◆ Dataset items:

########

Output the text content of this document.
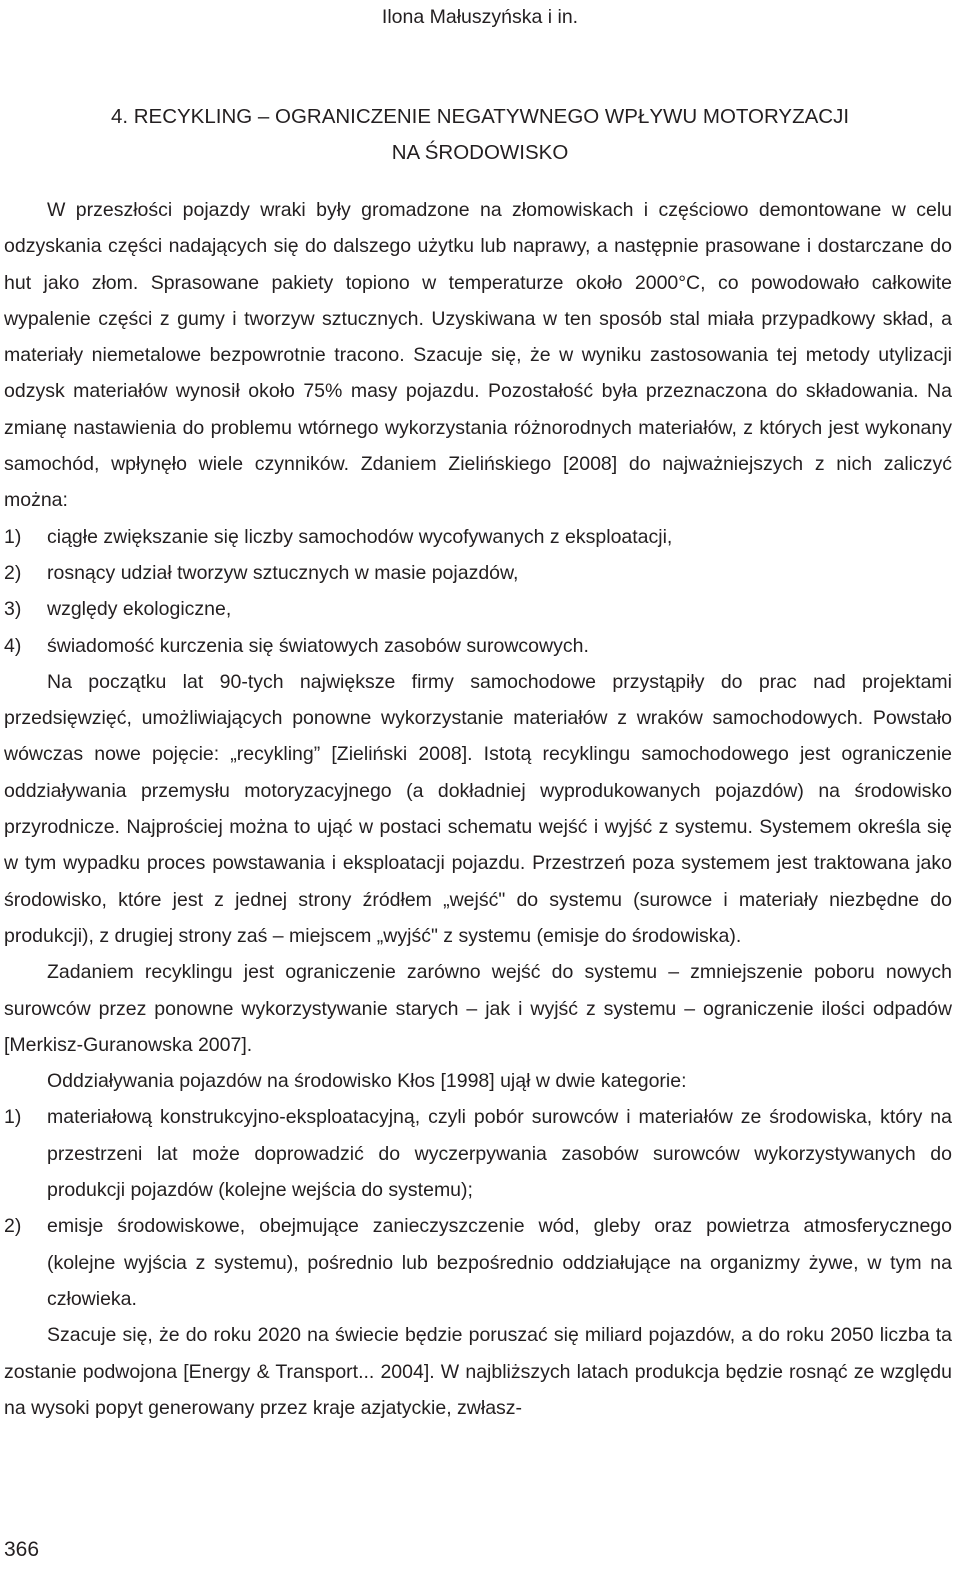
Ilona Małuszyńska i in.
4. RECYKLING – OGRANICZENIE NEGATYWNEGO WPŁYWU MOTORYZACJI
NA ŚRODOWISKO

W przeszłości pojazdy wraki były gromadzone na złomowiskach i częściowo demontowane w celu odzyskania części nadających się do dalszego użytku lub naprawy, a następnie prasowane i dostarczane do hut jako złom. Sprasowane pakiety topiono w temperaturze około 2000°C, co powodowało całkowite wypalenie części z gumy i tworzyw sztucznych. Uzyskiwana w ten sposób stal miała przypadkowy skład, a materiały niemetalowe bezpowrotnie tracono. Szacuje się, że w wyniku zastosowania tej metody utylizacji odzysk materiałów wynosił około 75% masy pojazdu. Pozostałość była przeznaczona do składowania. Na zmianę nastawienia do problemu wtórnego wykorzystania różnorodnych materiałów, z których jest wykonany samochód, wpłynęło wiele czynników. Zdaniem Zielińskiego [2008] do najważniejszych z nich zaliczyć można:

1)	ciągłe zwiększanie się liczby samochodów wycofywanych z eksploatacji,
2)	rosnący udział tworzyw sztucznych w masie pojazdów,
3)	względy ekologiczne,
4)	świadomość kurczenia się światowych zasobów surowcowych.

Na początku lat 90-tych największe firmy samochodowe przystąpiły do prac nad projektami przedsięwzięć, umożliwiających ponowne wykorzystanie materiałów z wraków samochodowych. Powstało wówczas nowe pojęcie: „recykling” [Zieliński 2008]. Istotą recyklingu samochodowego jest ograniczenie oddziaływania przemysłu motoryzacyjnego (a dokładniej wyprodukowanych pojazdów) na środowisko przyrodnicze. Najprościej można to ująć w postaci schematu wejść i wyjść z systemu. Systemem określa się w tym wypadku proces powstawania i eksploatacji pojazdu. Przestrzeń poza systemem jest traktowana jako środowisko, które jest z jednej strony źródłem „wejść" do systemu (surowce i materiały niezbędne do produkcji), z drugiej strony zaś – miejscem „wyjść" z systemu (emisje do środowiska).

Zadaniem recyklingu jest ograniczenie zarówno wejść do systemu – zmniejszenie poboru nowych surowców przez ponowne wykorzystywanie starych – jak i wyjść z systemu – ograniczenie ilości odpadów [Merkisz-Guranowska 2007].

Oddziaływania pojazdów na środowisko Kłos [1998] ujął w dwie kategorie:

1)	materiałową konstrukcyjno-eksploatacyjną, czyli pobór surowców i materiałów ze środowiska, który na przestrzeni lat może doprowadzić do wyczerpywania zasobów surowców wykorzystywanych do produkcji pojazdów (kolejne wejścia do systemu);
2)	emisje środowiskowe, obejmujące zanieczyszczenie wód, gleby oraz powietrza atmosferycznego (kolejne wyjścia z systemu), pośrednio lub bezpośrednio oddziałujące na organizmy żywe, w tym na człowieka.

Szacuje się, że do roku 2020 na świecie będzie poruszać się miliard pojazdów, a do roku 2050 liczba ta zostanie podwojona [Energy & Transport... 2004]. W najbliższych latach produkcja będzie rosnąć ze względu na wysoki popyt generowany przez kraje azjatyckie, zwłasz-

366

########

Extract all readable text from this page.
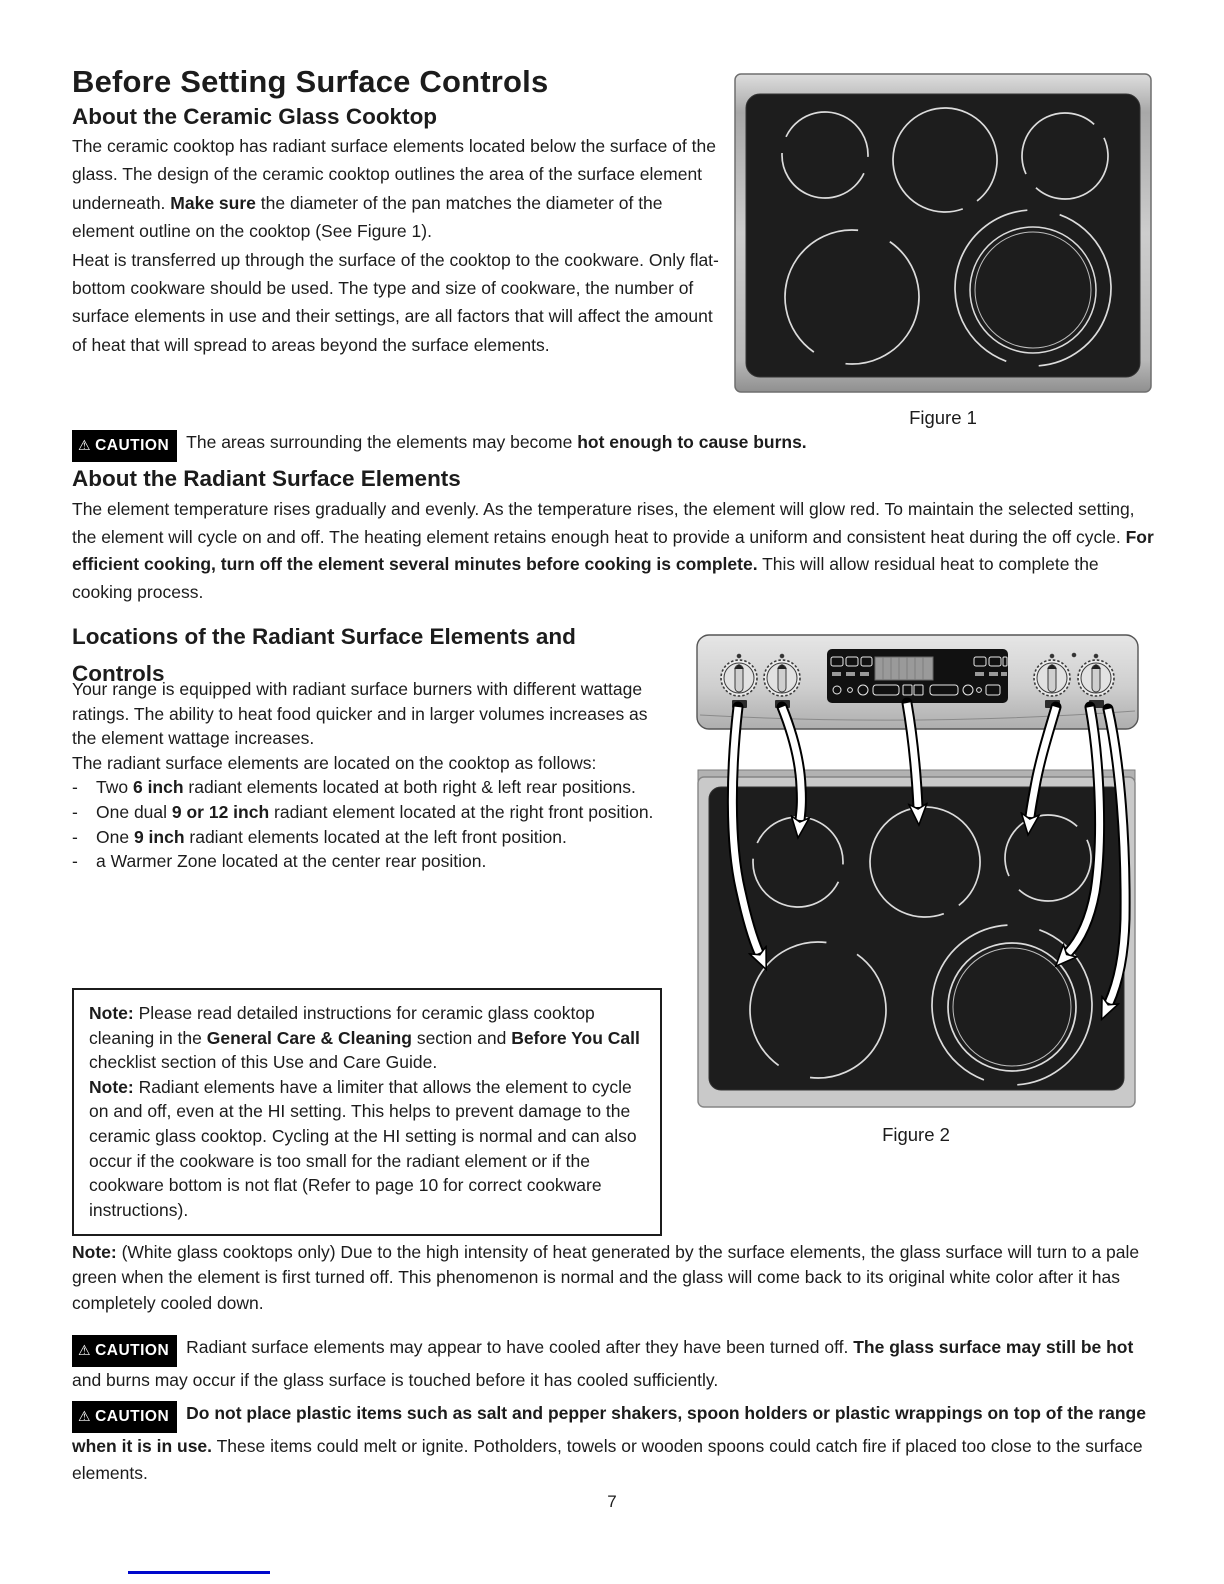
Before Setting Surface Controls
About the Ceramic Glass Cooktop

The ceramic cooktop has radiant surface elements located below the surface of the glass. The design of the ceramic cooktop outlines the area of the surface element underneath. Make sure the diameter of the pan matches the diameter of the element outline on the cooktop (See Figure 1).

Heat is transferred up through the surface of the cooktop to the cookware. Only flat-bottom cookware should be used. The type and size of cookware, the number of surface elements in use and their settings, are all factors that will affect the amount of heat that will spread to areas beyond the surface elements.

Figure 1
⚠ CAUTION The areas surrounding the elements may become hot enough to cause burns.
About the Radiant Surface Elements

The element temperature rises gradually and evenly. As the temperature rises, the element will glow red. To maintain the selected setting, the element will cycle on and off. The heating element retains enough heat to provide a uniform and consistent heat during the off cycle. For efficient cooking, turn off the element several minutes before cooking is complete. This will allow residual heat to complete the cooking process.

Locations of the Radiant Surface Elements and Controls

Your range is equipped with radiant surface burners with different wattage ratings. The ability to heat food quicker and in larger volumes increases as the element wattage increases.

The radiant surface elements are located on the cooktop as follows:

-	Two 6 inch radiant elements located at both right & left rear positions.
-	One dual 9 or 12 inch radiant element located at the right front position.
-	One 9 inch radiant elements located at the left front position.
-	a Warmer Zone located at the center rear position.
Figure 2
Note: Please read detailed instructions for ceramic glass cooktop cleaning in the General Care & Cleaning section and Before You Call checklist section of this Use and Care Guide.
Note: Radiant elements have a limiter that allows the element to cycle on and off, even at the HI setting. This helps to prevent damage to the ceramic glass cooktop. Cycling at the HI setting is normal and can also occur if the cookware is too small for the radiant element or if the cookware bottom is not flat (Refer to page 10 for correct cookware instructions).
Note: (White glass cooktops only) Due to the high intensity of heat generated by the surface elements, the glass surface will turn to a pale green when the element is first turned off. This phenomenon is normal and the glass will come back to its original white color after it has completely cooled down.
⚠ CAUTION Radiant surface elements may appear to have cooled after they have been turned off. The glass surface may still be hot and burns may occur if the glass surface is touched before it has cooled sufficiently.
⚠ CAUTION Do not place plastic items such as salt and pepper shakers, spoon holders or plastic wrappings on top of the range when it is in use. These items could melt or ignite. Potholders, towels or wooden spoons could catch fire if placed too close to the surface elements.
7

########

◆ What the exercise asks: State how many lines of the material contain the string "page", with no other words.

◆ In response: 2